Data section:
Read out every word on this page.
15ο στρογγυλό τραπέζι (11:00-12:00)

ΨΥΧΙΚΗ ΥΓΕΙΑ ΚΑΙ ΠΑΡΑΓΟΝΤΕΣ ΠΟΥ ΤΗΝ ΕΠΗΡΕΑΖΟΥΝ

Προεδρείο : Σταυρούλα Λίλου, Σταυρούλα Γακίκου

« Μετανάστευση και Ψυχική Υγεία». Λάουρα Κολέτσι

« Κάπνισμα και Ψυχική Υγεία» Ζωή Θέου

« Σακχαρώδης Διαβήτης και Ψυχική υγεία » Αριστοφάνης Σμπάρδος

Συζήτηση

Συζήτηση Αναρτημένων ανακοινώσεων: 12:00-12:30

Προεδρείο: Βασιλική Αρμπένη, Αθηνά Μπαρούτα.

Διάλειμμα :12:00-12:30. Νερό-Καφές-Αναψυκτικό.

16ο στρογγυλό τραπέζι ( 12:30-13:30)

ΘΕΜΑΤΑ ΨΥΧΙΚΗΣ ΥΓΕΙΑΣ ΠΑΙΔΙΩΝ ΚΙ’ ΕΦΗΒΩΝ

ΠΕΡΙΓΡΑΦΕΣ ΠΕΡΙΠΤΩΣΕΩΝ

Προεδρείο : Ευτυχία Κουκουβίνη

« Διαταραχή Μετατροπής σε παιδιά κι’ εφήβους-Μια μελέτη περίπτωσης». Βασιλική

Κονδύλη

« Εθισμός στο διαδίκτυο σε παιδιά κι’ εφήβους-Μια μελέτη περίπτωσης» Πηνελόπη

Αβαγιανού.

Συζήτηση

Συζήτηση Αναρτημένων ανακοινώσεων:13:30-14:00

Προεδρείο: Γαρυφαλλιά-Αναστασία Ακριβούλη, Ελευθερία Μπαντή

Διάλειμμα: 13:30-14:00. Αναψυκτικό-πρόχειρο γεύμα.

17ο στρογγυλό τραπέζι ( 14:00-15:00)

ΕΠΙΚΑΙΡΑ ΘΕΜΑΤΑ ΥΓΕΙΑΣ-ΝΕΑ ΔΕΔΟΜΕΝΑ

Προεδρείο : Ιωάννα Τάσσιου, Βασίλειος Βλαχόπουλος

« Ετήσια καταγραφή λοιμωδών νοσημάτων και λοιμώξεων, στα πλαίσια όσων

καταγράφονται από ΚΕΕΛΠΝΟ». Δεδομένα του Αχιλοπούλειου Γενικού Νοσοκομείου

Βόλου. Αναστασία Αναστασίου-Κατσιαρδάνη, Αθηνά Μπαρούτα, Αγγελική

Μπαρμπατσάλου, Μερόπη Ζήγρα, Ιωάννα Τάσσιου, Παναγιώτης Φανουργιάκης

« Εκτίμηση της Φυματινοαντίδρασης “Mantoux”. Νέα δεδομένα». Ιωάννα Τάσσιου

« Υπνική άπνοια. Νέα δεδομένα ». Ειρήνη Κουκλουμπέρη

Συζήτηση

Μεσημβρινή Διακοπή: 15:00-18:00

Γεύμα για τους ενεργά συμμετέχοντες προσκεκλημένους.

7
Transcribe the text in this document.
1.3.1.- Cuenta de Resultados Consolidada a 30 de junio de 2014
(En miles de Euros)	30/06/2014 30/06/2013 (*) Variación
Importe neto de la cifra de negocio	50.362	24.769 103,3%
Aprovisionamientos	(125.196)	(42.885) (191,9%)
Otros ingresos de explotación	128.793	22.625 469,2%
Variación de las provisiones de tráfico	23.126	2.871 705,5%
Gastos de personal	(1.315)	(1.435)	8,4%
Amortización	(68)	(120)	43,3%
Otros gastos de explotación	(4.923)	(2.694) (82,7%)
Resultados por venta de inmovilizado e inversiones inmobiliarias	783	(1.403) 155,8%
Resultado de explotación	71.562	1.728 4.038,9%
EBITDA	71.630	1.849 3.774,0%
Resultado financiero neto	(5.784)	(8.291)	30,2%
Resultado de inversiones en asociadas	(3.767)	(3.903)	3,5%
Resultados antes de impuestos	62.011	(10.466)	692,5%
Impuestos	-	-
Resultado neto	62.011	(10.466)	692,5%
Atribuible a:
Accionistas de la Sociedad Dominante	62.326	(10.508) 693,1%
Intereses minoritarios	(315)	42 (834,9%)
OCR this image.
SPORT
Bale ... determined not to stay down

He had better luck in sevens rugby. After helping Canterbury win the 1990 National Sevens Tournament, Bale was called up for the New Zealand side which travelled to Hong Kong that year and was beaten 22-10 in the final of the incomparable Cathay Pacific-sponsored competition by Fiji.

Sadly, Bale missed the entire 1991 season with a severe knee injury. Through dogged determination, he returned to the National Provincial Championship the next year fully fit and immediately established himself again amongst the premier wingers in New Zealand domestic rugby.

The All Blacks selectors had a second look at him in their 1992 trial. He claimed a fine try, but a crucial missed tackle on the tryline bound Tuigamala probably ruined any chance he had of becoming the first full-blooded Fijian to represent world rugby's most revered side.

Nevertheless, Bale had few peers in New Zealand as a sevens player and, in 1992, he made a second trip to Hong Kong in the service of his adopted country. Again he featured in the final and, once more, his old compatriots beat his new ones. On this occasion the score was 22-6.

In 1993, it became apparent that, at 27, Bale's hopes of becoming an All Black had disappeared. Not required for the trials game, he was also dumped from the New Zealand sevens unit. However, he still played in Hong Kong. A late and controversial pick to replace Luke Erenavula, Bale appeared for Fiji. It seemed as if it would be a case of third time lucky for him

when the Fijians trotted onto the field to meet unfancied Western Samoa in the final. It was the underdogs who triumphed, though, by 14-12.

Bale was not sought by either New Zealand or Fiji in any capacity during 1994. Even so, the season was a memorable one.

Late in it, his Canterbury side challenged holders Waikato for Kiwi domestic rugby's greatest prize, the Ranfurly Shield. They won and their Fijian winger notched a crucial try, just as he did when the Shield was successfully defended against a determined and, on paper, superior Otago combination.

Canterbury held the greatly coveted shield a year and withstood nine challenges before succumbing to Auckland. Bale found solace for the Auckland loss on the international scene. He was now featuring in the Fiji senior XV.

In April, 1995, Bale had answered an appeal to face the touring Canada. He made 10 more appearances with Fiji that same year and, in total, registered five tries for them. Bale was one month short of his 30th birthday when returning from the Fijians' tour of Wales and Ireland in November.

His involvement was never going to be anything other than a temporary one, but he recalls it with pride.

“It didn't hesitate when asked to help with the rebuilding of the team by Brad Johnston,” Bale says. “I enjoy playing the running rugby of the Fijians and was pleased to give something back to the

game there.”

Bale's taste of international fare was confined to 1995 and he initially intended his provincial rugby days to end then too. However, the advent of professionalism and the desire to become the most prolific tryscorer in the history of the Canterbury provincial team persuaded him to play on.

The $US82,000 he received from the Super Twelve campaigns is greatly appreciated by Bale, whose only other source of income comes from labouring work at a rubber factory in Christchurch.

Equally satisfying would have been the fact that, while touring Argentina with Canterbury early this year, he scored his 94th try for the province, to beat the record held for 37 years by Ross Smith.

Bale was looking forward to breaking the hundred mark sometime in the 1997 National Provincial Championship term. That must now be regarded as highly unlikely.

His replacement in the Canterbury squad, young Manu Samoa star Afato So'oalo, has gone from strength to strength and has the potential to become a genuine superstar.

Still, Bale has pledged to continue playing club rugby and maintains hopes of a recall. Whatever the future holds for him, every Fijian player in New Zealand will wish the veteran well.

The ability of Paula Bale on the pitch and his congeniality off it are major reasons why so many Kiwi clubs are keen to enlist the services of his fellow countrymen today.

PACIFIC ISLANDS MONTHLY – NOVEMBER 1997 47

The problem: Repeat the records above exactly, leaving none out.

Correct result:
Read out every word on this page.
15ο στρογγυλό τραπέζι (11:00-12:00)

ΨΥΧΙΚΗ ΥΓΕΙΑ ΚΑΙ ΠΑΡΑΓΟΝΤΕΣ ΠΟΥ ΤΗΝ ΕΠΗΡΕΑΖΟΥΝ

Προεδρείο : Σταυρούλα Λίλου, Σταυρούλα Γακίκου

« Μετανάστευση και Ψυχική Υγεία». Λάουρα Κολέτσι

« Κάπνισμα και Ψυχική Υγεία» Ζωή Θέου

« Σακχαρώδης Διαβήτης και Ψυχική υγεία » Αριστοφάνης Σμπάρδος

Συζήτηση

Συζήτηση Αναρτημένων ανακοινώσεων: 12:00-12:30

Προεδρείο: Βασιλική Αρμπένη, Αθηνά Μπαρούτα.

Διάλειμμα :12:00-12:30. Νερό-Καφές-Αναψυκτικό.

16ο στρογγυλό τραπέζι ( 12:30-13:30)

ΘΕΜΑΤΑ ΨΥΧΙΚΗΣ ΥΓΕΙΑΣ ΠΑΙΔΙΩΝ ΚΙ’ ΕΦΗΒΩΝ

ΠΕΡΙΓΡΑΦΕΣ ΠΕΡΙΠΤΩΣΕΩΝ

Προεδρείο : Ευτυχία Κουκουβίνη

« Διαταραχή Μετατροπής σε παιδιά κι’ εφήβους-Μια μελέτη περίπτωσης». Βασιλική

Κονδύλη

« Εθισμός στο διαδίκτυο σε παιδιά κι’ εφήβους-Μια μελέτη περίπτωσης» Πηνελόπη

Αβαγιανού.

Συζήτηση

Συζήτηση Αναρτημένων ανακοινώσεων:13:30-14:00

Προεδρείο: Γαρυφαλλιά-Αναστασία Ακριβούλη, Ελευθερία Μπαντή

Διάλειμμα: 13:30-14:00. Αναψυκτικό-πρόχειρο γεύμα.

17ο στρογγυλό τραπέζι ( 14:00-15:00)

ΕΠΙΚΑΙΡΑ ΘΕΜΑΤΑ ΥΓΕΙΑΣ-ΝΕΑ ΔΕΔΟΜΕΝΑ

Προεδρείο : Ιωάννα Τάσσιου, Βασίλειος Βλαχόπουλος

« Ετήσια καταγραφή λοιμωδών νοσημάτων και λοιμώξεων, στα πλαίσια όσων

καταγράφονται από ΚΕΕΛΠΝΟ». Δεδομένα του Αχιλοπούλειου Γενικού Νοσοκομείου

Βόλου. Αναστασία Αναστασίου-Κατσιαρδάνη, Αθηνά Μπαρούτα, Αγγελική

Μπαρμπατσάλου, Μερόπη Ζήγρα, Ιωάννα Τάσσιου, Παναγιώτης Φανουργιάκης

« Εκτίμηση της Φυματινοαντίδρασης “Mantoux”. Νέα δεδομένα». Ιωάννα Τάσσιου

« Υπνική άπνοια. Νέα δεδομένα ». Ειρήνη Κουκλουμπέρη

Συζήτηση

Μεσημβρινή Διακοπή: 15:00-18:00

Γεύμα για τους ενεργά συμμετέχοντες προσκεκλημένους.

7
Transcribe the text in this document.
1.3.1.- Cuenta de Resultados Consolidada a 30 de junio de 2014
(En miles de Euros)	30/06/2014 30/06/2013 (*) Variación
Importe neto de la cifra de negocio	50.362	24.769 103,3%
Aprovisionamientos	(125.196)	(42.885) (191,9%)
Otros ingresos de explotación	128.793	22.625 469,2%
Variación de las provisiones de tráfico	23.126	2.871 705,5%
Gastos de personal	(1.315)	(1.435)	8,4%
Amortización	(68)	(120)	43,3%
Otros gastos de explotación	(4.923)	(2.694) (82,7%)
Resultados por venta de inmovilizado e inversiones inmobiliarias	783	(1.403) 155,8%
Resultado de explotación	71.562	1.728 4.038,9%
EBITDA	71.630	1.849 3.774,0%
Resultado financiero neto	(5.784)	(8.291)	30,2%
Resultado de inversiones en asociadas	(3.767)	(3.903)	3,5%
Resultados antes de impuestos	62.011	(10.466)	692,5%
Impuestos	-	-
Resultado neto	62.011	(10.466)	692,5%
Atribuible a:
Accionistas de la Sociedad Dominante	62.326	(10.508) 693,1%
Intereses minoritarios	(315)	42 (834,9%)
OCR this image.
SPORT
Bale ... determined not to stay down

He had better luck in sevens rugby. After helping Canterbury win the 1990 National Sevens Tournament, Bale was called up for the New Zealand side which travelled to Hong Kong that year and was beaten 22-10 in the final of the incomparable Cathay Pacific-sponsored competition by Fiji.

Sadly, Bale missed the entire 1991 season with a severe knee injury. Through dogged determination, he returned to the National Provincial Championship the next year fully fit and immediately established himself again amongst the premier wingers in New Zealand domestic rugby.

The All Blacks selectors had a second look at him in their 1992 trial. He claimed a fine try, but a crucial missed tackle on the tryline bound Tuigamala probably ruined any chance he had of becoming the first full-blooded Fijian to represent world rugby's most revered side.

Nevertheless, Bale had few peers in New Zealand as a sevens player and, in 1992, he made a second trip to Hong Kong in the service of his adopted country. Again he featured in the final and, once more, his old compatriots beat his new ones. On this occasion the score was 22-6.

In 1993, it became apparent that, at 27, Bale's hopes of becoming an All Black had disappeared. Not required for the trials game, he was also dumped from the New Zealand sevens unit. However, he still played in Hong Kong. A late and controversial pick to replace Luke Erenavula, Bale appeared for Fiji. It seemed as if it would be a case of third time lucky for him

when the Fijians trotted onto the field to meet unfancied Western Samoa in the final. It was the underdogs who triumphed, though, by 14-12.

Bale was not sought by either New Zealand or Fiji in any capacity during 1994. Even so, the season was a memorable one.

Late in it, his Canterbury side challenged holders Waikato for Kiwi domestic rugby's greatest prize, the Ranfurly Shield. They won and their Fijian winger notched a crucial try, just as he did when the Shield was successfully defended against a determined and, on paper, superior Otago combination.

Canterbury held the greatly coveted shield a year and withstood nine challenges before succumbing to Auckland. Bale found solace for the Auckland loss on the international scene. He was now featuring in the Fiji senior XV.

In April, 1995, Bale had answered an appeal to face the touring Canada. He made 10 more appearances with Fiji that same year and, in total, registered five tries for them. Bale was one month short of his 30th birthday when returning from the Fijians' tour of Wales and Ireland in November.

His involvement was never going to be anything other than a temporary one, but he recalls it with pride.

“It didn't hesitate when asked to help with the rebuilding of the team by Brad Johnston,” Bale says. “I enjoy playing the running rugby of the Fijians and was pleased to give something back to the

game there.”

Bale's taste of international fare was confined to 1995 and he initially intended his provincial rugby days to end then too. However, the advent of professionalism and the desire to become the most prolific tryscorer in the history of the Canterbury provincial team persuaded him to play on.

The $US82,000 he received from the Super Twelve campaigns is greatly appreciated by Bale, whose only other source of income comes from labouring work at a rubber factory in Christchurch.

Equally satisfying would have been the fact that, while touring Argentina with Canterbury early this year, he scored his 94th try for the province, to beat the record held for 37 years by Ross Smith.

Bale was looking forward to breaking the hundred mark sometime in the 1997 National Provincial Championship term. That must now be regarded as highly unlikely.

His replacement in the Canterbury squad, young Manu Samoa star Afato So'oalo, has gone from strength to strength and has the potential to become a genuine superstar.

Still, Bale has pledged to continue playing club rugby and maintains hopes of a recall. Whatever the future holds for him, every Fijian player in New Zealand will wish the veteran well.

The ability of Paula Bale on the pitch and his congeniality off it are major reasons why so many Kiwi clubs are keen to enlist the services of his fellow countrymen today.

PACIFIC ISLANDS MONTHLY – NOVEMBER 1997 47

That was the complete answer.